| Written request |
Render the lines below as a Markdown table with two columns, Number and Line. Give each line its own numbered row and skip any blank lines.

| Given records |
▽

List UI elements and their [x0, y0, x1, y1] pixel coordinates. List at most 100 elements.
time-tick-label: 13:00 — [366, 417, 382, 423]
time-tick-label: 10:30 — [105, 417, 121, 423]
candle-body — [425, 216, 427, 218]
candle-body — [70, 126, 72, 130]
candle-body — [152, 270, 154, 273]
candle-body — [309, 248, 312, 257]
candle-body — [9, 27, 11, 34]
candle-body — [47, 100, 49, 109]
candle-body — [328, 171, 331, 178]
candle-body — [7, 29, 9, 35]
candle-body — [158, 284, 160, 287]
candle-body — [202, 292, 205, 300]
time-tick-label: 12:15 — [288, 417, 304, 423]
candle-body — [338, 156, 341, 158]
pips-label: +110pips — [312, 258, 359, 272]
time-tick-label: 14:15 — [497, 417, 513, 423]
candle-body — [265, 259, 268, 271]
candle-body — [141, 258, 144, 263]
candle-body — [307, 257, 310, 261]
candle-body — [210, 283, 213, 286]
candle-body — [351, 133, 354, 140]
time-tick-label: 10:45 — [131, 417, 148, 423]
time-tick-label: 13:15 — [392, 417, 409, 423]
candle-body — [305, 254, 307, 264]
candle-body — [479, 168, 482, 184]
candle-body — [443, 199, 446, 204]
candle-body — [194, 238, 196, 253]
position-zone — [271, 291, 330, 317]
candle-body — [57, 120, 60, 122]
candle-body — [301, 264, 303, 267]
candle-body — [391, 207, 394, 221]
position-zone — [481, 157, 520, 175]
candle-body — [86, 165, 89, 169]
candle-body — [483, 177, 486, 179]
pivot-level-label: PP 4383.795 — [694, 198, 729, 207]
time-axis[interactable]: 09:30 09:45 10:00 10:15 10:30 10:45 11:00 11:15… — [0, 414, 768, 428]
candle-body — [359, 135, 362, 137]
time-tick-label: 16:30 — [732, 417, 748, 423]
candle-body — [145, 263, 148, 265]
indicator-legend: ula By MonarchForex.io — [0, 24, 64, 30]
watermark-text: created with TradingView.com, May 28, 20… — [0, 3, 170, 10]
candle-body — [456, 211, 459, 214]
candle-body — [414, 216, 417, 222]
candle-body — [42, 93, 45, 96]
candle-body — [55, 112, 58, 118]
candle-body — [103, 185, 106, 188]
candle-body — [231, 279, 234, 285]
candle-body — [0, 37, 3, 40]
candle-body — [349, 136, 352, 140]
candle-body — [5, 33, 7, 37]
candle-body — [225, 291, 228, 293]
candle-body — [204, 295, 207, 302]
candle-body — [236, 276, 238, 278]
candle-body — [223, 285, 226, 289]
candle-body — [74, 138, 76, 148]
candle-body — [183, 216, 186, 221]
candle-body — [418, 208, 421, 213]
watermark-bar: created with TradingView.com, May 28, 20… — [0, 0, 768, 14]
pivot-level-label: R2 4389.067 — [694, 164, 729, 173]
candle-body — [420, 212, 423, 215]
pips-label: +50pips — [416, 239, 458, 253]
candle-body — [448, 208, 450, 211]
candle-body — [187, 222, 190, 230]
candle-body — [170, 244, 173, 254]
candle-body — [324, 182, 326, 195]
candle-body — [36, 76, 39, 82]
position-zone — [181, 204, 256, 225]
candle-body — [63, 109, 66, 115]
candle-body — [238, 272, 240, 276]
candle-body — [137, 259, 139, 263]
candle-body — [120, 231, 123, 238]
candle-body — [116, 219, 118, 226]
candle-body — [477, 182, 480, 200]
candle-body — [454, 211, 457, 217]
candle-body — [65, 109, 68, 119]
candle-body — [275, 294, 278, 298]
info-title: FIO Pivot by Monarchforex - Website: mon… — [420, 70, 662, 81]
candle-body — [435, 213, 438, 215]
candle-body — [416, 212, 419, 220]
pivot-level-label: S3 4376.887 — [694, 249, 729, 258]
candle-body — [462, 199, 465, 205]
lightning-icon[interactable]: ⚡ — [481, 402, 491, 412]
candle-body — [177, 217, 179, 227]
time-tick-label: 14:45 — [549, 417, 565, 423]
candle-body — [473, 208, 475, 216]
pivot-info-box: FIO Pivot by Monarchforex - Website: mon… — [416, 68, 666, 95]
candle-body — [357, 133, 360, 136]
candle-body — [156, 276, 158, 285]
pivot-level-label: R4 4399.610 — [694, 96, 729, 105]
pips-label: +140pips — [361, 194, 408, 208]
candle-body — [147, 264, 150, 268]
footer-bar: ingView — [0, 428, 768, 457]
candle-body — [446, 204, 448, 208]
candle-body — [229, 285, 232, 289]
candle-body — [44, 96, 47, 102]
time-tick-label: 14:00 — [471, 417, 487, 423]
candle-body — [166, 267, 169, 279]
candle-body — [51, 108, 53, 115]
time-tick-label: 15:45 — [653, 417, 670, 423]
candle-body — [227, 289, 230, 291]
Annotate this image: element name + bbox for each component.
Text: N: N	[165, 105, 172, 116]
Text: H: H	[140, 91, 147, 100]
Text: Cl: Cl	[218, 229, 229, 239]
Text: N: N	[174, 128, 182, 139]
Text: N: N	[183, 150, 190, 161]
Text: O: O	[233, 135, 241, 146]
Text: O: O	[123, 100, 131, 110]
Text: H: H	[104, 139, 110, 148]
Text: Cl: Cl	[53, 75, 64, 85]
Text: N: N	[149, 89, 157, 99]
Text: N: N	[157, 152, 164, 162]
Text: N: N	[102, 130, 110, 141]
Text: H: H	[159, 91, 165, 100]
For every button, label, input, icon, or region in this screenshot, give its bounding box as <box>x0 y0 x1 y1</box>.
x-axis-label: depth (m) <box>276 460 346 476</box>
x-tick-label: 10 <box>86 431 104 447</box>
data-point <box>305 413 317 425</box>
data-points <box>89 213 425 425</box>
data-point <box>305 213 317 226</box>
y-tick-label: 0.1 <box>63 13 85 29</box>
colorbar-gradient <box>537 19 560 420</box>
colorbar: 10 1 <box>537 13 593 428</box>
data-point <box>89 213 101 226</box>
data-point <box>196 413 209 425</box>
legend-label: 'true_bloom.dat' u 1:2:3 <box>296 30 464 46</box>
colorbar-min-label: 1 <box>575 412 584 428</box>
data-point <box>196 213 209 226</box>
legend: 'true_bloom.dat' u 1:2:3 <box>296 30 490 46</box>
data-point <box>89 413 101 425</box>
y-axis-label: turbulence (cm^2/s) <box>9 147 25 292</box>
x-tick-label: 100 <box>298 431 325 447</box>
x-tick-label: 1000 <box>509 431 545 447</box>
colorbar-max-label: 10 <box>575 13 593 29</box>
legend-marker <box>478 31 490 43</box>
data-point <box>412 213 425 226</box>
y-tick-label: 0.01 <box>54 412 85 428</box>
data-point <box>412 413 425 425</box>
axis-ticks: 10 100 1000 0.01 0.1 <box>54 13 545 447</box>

△

| Full response |
| Number | Line |
|---|---|
| 1 | List UI elements and their [x0, y0, x1, y1] pixel coordinates. List at most 100 elements. |
| 2 | time-tick-label: 13:00 — [366, 417, 382, 423] |
| 3 | time-tick-label: 10:30 — [105, 417, 121, 423] |
| 4 | candle-body — [425, 216, 427, 218] |
| 5 | candle-body — [70, 126, 72, 130] |
| 6 | candle-body — [152, 270, 154, 273] |
| 7 | candle-body — [309, 248, 312, 257] |
| 8 | candle-body — [9, 27, 11, 34] |
| 9 | candle-body — [47, 100, 49, 109] |
| 10 | candle-body — [328, 171, 331, 178] |
| 11 | candle-body — [7, 29, 9, 35] |
| 12 | candle-body — [158, 284, 160, 287] |
| 13 | candle-body — [202, 292, 205, 300] |
| 14 | time-tick-label: 12:15 — [288, 417, 304, 423] |
| 15 | candle-body — [338, 156, 341, 158] |
| 16 | pips-label: +110pips — [312, 258, 359, 272] |
| 17 | time-tick-label: 14:15 — [497, 417, 513, 423] |
| 18 | candle-body — [265, 259, 268, 271] |
| 19 | candle-body — [141, 258, 144, 263] |
| 20 | candle-body — [307, 257, 310, 261] |
| 21 | candle-body — [210, 283, 213, 286] |
| 22 | candle-body — [351, 133, 354, 140] |
| 23 | time-tick-label: 10:45 — [131, 417, 148, 423] |
| 24 | time-tick-label: 13:15 — [392, 417, 409, 423] |
| 25 | candle-body — [305, 254, 307, 264] |
| 26 | candle-body — [479, 168, 482, 184] |
| 27 | candle-body — [443, 199, 446, 204] |
| 28 | candle-body — [194, 238, 196, 253] |
| 29 | position-zone — [271, 291, 330, 317] |
| 30 | candle-body — [57, 120, 60, 122] |
| 31 | candle-body — [301, 264, 303, 267] |
| 32 | candle-body — [391, 207, 394, 221] |
| 33 | position-zone — [481, 157, 520, 175] |
| 34 | candle-body — [86, 165, 89, 169] |
| 35 | candle-body — [483, 177, 486, 179] |
| 36 | pivot-level-label: PP 4383.795 — [694, 198, 729, 207] |
| 37 | time-axis[interactable]: 09:30 09:45 10:00 10:15 10:30 10:45 11:00 11:15… — [0, 414, 768, 428] |
| 38 | candle-body — [359, 135, 362, 137] |
| 39 | time-tick-label: 16:30 — [732, 417, 748, 423] |
| 40 | candle-body — [145, 263, 148, 265] |
| 41 | indicator-legend: ula By MonarchForex.io — [0, 24, 64, 30] |
| 42 | watermark-text: created with TradingView.com, May 28, 20… — [0, 3, 170, 10] |
| 43 | candle-body — [456, 211, 459, 214] |
| 44 | candle-body — [414, 216, 417, 222] |
| 45 | candle-body — [42, 93, 45, 96] |
| 46 | candle-body — [55, 112, 58, 118] |
| 47 | candle-body — [103, 185, 106, 188] |
| 48 | candle-body — [231, 279, 234, 285] |
| 49 | candle-body — [0, 37, 3, 40] |
| 50 | candle-body — [349, 136, 352, 140] |
| 51 | candle-body — [5, 33, 7, 37] |
| 52 | candle-body — [225, 291, 228, 293] |
| 53 | candle-body — [204, 295, 207, 302] |
| 54 | candle-body — [236, 276, 238, 278] |
| 55 | candle-body — [223, 285, 226, 289] |
| 56 | candle-body — [74, 138, 76, 148] |
| 57 | candle-body — [183, 216, 186, 221] |
| 58 | candle-body — [418, 208, 421, 213] |
| 59 | watermark-bar: created with TradingView.com, May 28, 20… — [0, 0, 768, 14] |
| 60 | pivot-level-label: R2 4389.067 — [694, 164, 729, 173] |
| 61 | candle-body — [420, 212, 423, 215] |
| 62 | pips-label: +50pips — [416, 239, 458, 253] |
| 63 | candle-body — [448, 208, 450, 211] |
| 64 | candle-body — [187, 222, 190, 230] |
| 65 | candle-body — [170, 244, 173, 254] |
| 66 | candle-body — [324, 182, 326, 195] |
| 67 | candle-body — [36, 76, 39, 82] |
| 68 | position-zone — [181, 204, 256, 225] |
| 69 | candle-body — [63, 109, 66, 115] |
| 70 | candle-body — [238, 272, 240, 276] |
| 71 | candle-body — [137, 259, 139, 263] |
| 72 | candle-body — [120, 231, 123, 238] |
| 73 | candle-body — [116, 219, 118, 226] |
| 74 | candle-body — [477, 182, 480, 200] |
| 75 | candle-body — [454, 211, 457, 217] |
| 76 | candle-body — [65, 109, 68, 119] |
| 77 | candle-body — [275, 294, 278, 298] |
| 78 | info-title: FIO Pivot by Monarchforex - Website: mon… — [420, 70, 662, 81] |
| 79 | candle-body — [435, 213, 438, 215] |
| 80 | candle-body — [416, 212, 419, 220] |
| 81 | pivot-level-label: S3 4376.887 — [694, 249, 729, 258] |
| 82 | candle-body — [462, 199, 465, 205] |
| 83 | lightning-icon[interactable]: ⚡ — [481, 402, 491, 412] |
| 84 | candle-body — [177, 217, 179, 227] |
| 85 | time-tick-label: 14:45 — [549, 417, 565, 423] |
| 86 | candle-body — [473, 208, 475, 216] |
| 87 | pivot-info-box: FIO Pivot by Monarchforex - Website: mon… — [416, 68, 666, 95] |
| 88 | candle-body — [357, 133, 360, 136] |
| 89 | candle-body — [156, 276, 158, 285] |
| 90 | pivot-level-label: R4 4399.610 — [694, 96, 729, 105] |
| 91 | pips-label: +140pips — [361, 194, 408, 208] |
| 92 | candle-body — [147, 264, 150, 268] |
| 93 | footer-bar: ingView — [0, 428, 768, 457] |
| 94 | candle-body — [446, 204, 448, 208] |
| 95 | candle-body — [229, 285, 232, 289] |
| 96 | candle-body — [44, 96, 47, 102] |
| 97 | time-tick-label: 14:00 — [471, 417, 487, 423] |
| 98 | candle-body — [166, 267, 169, 279] |
| 99 | candle-body — [51, 108, 53, 115] |
| 100 | time-tick-label: 15:45 — [653, 417, 670, 423] |
| 101 | candle-body — [227, 289, 230, 291] |
| 102 | Annotate this image: element name + bbox for each component. |
| 103 | Text: N: N	[165, 105, 172, 116] |
| 104 | Text: H: H	[140, 91, 147, 100] |
| 105 | Text: Cl: Cl	[218, 229, 229, 239] |
| 106 | Text: N: N	[174, 128, 182, 139] |
| 107 | Text: N: N	[183, 150, 190, 161] |
| 108 | Text: O: O	[233, 135, 241, 146] |
| 109 | Text: O: O	[123, 100, 131, 110] |
| 110 | Text: H: H	[104, 139, 110, 148] |
| 111 | Text: Cl: Cl	[53, 75, 64, 85] |
| 112 | Text: N: N	[149, 89, 157, 99] |
| 113 | Text: N: N	[157, 152, 164, 162] |
| 114 | Text: N: N	[102, 130, 110, 141] |
| 115 | Text: H: H	[159, 91, 165, 100] |
| 116 | For every button, label, input, icon, or region in this screenshot, give its bounding box as <box>x0 y0 x1 y1</box>. |
| 117 | x-axis-label: depth (m) <box>276 460 346 476</box> |
| 118 | x-tick-label: 10 <box>86 431 104 447</box> |
| 119 | data-point <box>305 413 317 425</box> |
| 120 | data-points <box>89 213 425 425</box> |
| 121 | data-point <box>305 213 317 226</box> |
| 122 | y-tick-label: 0.1 <box>63 13 85 29</box> |
| 123 | colorbar-gradient <box>537 19 560 420</box> |
| 124 | colorbar: 10 1 <box>537 13 593 428</box> |
| 125 | data-point <box>89 213 101 226</box> |
| 126 | data-point <box>196 413 209 425</box> |
| 127 | legend-label: 'true_bloom.dat' u 1:2:3 <box>296 30 464 46</box> |
| 128 | colorbar-min-label: 1 <box>575 412 584 428</box> |
| 129 | data-point <box>196 213 209 226</box> |
| 130 | legend: 'true_bloom.dat' u 1:2:3 <box>296 30 490 46</box> |
| 131 | data-point <box>89 413 101 425</box> |
| 132 | y-axis-label: turbulence (cm^2/s) <box>9 147 25 292</box> |
| 133 | x-tick-label: 100 <box>298 431 325 447</box> |
| 134 | x-tick-label: 1000 <box>509 431 545 447</box> |
| 135 | colorbar-max-label: 10 <box>575 13 593 29</box> |
| 136 | legend-marker <box>478 31 490 43</box> |
| 137 | data-point <box>412 213 425 226</box> |
| 138 | y-tick-label: 0.01 <box>54 412 85 428</box> |
| 139 | data-point <box>412 413 425 425</box> |
| 140 | axis-ticks: 10 100 1000 0.01 0.1 <box>54 13 545 447</box> |